--- START OF Record extracts ---
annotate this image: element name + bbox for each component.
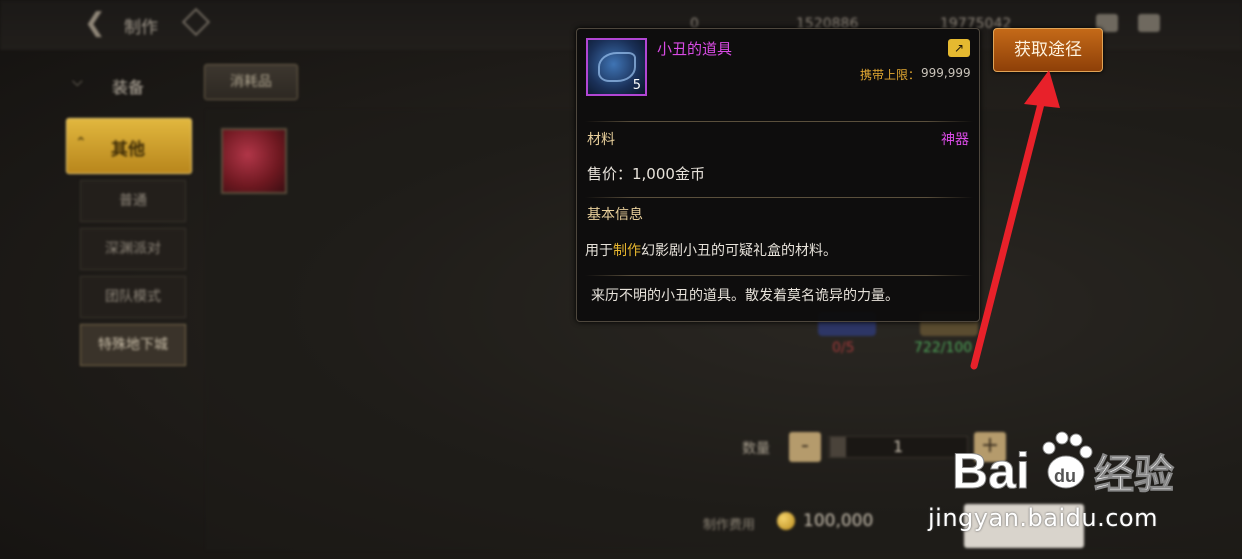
- quantity-slider-handle[interactable]: [830, 437, 846, 457]
- item-icon: 5: [586, 38, 647, 96]
- diamond-icon[interactable]: [181, 7, 211, 37]
- divider: [585, 275, 973, 276]
- item-rarity: 神器: [941, 132, 969, 148]
- item-name: 小丑的道具: [657, 40, 733, 58]
- nav-sub-normal[interactable]: 普通: [80, 180, 186, 222]
- nav-sub-abyss-party[interactable]: 深渊派对: [80, 228, 186, 270]
- item-stack-count: 5: [632, 78, 641, 93]
- description-prefix: 用于: [585, 243, 613, 259]
- quantity-minus-button[interactable]: -: [789, 432, 821, 462]
- watermark-logo-text: Bai: [952, 443, 1030, 499]
- baidu-watermark-logo: Bai du 经验: [952, 431, 1175, 500]
- material-2-count: 722/100: [914, 340, 973, 356]
- quantity-value: 1: [893, 437, 904, 456]
- basic-info-title: 基本信息: [587, 207, 643, 223]
- coin-icon: [777, 512, 795, 530]
- share-icon[interactable]: ↗: [948, 39, 970, 57]
- quantity-label: 数量: [742, 441, 770, 457]
- chevron-up-icon: ⌃: [75, 135, 87, 151]
- item-lore: 来历不明的小丑的道具。散发着莫名诡异的力量。: [591, 288, 899, 304]
- back-arrow-icon[interactable]: ❮: [84, 8, 106, 38]
- divider: [585, 197, 973, 198]
- divider: [585, 121, 973, 122]
- nav-category-label: 其他: [111, 140, 145, 160]
- craft-cost-label: 制作费用: [703, 518, 756, 533]
- material-1-count: 0/5: [832, 340, 855, 356]
- nav-category-equipment[interactable]: 装备: [112, 74, 144, 98]
- carry-limit-label: 携带上限：: [860, 68, 921, 82]
- item-tooltip: 5 小丑的道具 ↗ 携带上限： 999,999 材料 神器 售价： 1,000金…: [576, 28, 980, 322]
- carry-limit-value: 999,999: [921, 66, 971, 80]
- watermark-logo-du: du: [1054, 466, 1076, 486]
- nav-sub-raid-mode[interactable]: 团队模式: [80, 276, 186, 318]
- page-title: 制作: [124, 18, 158, 38]
- chevron-down-icon[interactable]: ⌵: [72, 74, 83, 90]
- description-highlight: 制作: [613, 243, 641, 259]
- watermark-logo-cn: 经验: [1094, 452, 1174, 498]
- watermark-url: jingyan.baidu.com: [928, 504, 1158, 532]
- nav-sub-special-dungeon[interactable]: 特殊地下城: [80, 324, 186, 366]
- chat-icon[interactable]: [1138, 14, 1160, 32]
- sell-price-label: 售价：: [587, 165, 633, 183]
- item-description: 用于制作幻影剧小丑的可疑礼盒的材料。: [585, 240, 837, 260]
- sell-price-value: 1,000金币: [632, 165, 705, 183]
- claw-icon: [598, 52, 636, 82]
- acquire-route-button[interactable]: 获取途径: [993, 28, 1103, 72]
- description-suffix: 幻影剧小丑的可疑礼盒的材料。: [641, 243, 837, 259]
- item-slot[interactable]: [221, 128, 287, 194]
- item-type: 材料: [587, 132, 615, 148]
- nav-category-other[interactable]: ⌃ 其他: [66, 118, 192, 174]
- tab-consumable[interactable]: 消耗品: [204, 64, 298, 100]
- craft-cost-value: 100,000: [803, 511, 874, 531]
--- END OF Record extracts ---
## [Description of the task]
Rewrite every line above, swapping each "divider" for "separator-line" and keeping everything else the same. Leave the picture out.

## [Final answer]
annotate this image: element name + bbox for each component.
- quantity-slider-handle[interactable]: [830, 437, 846, 457]
- item-icon: 5: [586, 38, 647, 96]
- diamond-icon[interactable]: [181, 7, 211, 37]
- separator-line: [585, 275, 973, 276]
- item-rarity: 神器: [941, 132, 969, 148]
- item-name: 小丑的道具: [657, 40, 733, 58]
- nav-sub-normal[interactable]: 普通: [80, 180, 186, 222]
- nav-sub-abyss-party[interactable]: 深渊派对: [80, 228, 186, 270]
- item-stack-count: 5: [632, 78, 641, 93]
- description-prefix: 用于: [585, 243, 613, 259]
- quantity-minus-button[interactable]: -: [789, 432, 821, 462]
- watermark-logo-text: Bai: [952, 443, 1030, 499]
- baidu-watermark-logo: Bai du 经验: [952, 431, 1175, 500]
- material-2-count: 722/100: [914, 340, 973, 356]
- quantity-value: 1: [893, 437, 904, 456]
- basic-info-title: 基本信息: [587, 207, 643, 223]
- coin-icon: [777, 512, 795, 530]
- share-icon[interactable]: ↗: [948, 39, 970, 57]
- quantity-label: 数量: [742, 441, 770, 457]
- chevron-up-icon: ⌃: [75, 135, 87, 151]
- item-lore: 来历不明的小丑的道具。散发着莫名诡异的力量。: [591, 288, 899, 304]
- back-arrow-icon[interactable]: ❮: [84, 8, 106, 38]
- separator-line: [585, 197, 973, 198]
- separator-line: [585, 121, 973, 122]
- nav-category-label: 其他: [111, 140, 145, 160]
- craft-cost-label: 制作费用: [703, 518, 756, 533]
- material-1-count: 0/5: [832, 340, 855, 356]
- nav-category-equipment[interactable]: 装备: [112, 74, 144, 98]
- carry-limit-label: 携带上限：: [860, 68, 921, 82]
- item-tooltip: 5 小丑的道具 ↗ 携带上限： 999,999 材料 神器 售价： 1,000金…: [576, 28, 980, 322]
- carry-limit-value: 999,999: [921, 66, 971, 80]
- watermark-logo-du: du: [1054, 466, 1076, 486]
- nav-sub-raid-mode[interactable]: 团队模式: [80, 276, 186, 318]
- page-title: 制作: [124, 18, 158, 38]
- chevron-down-icon[interactable]: ⌵: [72, 74, 83, 90]
- description-highlight: 制作: [613, 243, 641, 259]
- watermark-logo-cn: 经验: [1094, 452, 1174, 498]
- watermark-url: jingyan.baidu.com: [928, 504, 1158, 532]
- nav-sub-special-dungeon[interactable]: 特殊地下城: [80, 324, 186, 366]
- chat-icon[interactable]: [1138, 14, 1160, 32]
- sell-price-label: 售价：: [587, 165, 633, 183]
- item-description: 用于制作幻影剧小丑的可疑礼盒的材料。: [585, 240, 837, 260]
- sell-price-value: 1,000金币: [632, 165, 705, 183]
- claw-icon: [598, 52, 636, 82]
- acquire-route-button[interactable]: 获取途径: [993, 28, 1103, 72]
- description-suffix: 幻影剧小丑的可疑礼盒的材料。: [641, 243, 837, 259]
- item-slot[interactable]: [221, 128, 287, 194]
- item-type: 材料: [587, 132, 615, 148]
- nav-category-other[interactable]: ⌃ 其他: [66, 118, 192, 174]
- tab-consumable[interactable]: 消耗品: [204, 64, 298, 100]
- craft-cost-value: 100,000: [803, 511, 874, 531]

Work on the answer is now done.